DIRECTIONS: What is needed here is an exact copy of every entry.

RECORDS PROVIDED:

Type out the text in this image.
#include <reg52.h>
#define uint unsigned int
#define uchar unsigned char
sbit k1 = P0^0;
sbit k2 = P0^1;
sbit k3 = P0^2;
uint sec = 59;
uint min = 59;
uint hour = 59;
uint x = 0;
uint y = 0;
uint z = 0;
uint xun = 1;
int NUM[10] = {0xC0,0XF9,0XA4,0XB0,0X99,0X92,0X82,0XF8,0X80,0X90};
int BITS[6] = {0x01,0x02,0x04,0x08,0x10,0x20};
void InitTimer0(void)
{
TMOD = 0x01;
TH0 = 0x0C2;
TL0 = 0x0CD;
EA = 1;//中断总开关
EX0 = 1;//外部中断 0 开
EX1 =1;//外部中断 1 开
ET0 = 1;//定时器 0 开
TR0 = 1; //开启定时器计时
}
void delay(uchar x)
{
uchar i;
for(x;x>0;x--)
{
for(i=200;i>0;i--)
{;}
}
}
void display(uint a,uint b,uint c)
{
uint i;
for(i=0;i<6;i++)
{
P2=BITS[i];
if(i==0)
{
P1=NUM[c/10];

TASK RESULT:
Type out the text in this image.
#include <reg52.h>
#define uint unsigned int
#define uchar unsigned char
sbit k1 = P0^0;
sbit k2 = P0^1;
sbit k3 = P0^2;
uint sec = 59;
uint min = 59;
uint hour = 59;
uint x = 0;
uint y = 0;
uint z = 0;
uint xun = 1;
int NUM[10] = {0xC0,0XF9,0XA4,0XB0,0X99,0X92,0X82,0XF8,0X80,0X90};
int BITS[6] = {0x01,0x02,0x04,0x08,0x10,0x20};
void InitTimer0(void)
{
TMOD = 0x01;
TH0 = 0x0C2;
TL0 = 0x0CD;
EA = 1;//中断总开关
EX0 = 1;//外部中断 0 开
EX1 =1;//外部中断 1 开
ET0 = 1;//定时器 0 开
TR0 = 1; //开启定时器计时
}
void delay(uchar x)
{
uchar i;
for(x;x>0;x--)
{
for(i=200;i>0;i--)
{;}
}
}
void display(uint a,uint b,uint c)
{
uint i;
for(i=0;i<6;i++)
{
P2=BITS[i];
if(i==0)
{
P1=NUM[c/10];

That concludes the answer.